** start of Supplied records **

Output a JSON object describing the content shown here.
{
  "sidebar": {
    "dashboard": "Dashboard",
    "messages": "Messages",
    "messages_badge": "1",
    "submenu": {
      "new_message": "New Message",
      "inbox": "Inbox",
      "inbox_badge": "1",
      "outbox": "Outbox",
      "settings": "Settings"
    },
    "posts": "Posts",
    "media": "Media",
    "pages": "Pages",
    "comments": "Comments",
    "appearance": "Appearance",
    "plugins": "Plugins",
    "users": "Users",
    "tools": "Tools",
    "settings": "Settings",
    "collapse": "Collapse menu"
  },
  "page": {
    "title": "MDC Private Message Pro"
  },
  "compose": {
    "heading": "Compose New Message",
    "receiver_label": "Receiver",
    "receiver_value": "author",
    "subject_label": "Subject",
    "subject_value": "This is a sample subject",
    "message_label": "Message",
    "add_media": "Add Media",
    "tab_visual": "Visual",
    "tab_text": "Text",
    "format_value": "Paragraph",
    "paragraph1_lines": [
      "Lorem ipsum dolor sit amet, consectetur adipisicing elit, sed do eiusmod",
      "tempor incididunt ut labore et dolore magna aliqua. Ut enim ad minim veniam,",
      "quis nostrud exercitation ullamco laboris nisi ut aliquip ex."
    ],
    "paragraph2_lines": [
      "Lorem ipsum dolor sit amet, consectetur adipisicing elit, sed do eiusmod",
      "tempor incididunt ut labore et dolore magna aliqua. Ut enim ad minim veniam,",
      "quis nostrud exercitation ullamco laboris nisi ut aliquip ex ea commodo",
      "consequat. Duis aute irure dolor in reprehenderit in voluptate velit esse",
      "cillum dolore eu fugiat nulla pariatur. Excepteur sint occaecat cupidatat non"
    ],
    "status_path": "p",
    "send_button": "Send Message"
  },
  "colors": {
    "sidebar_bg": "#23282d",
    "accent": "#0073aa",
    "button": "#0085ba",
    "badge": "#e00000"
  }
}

** end of Supplied records **

Which lines hold the word "aliquip"? Copy each of them from the records.

Answer to the problem:
      "quis nostrud exercitation ullamco laboris nisi ut aliquip ex."
      "quis nostrud exercitation ullamco laboris nisi ut aliquip ex ea commodo",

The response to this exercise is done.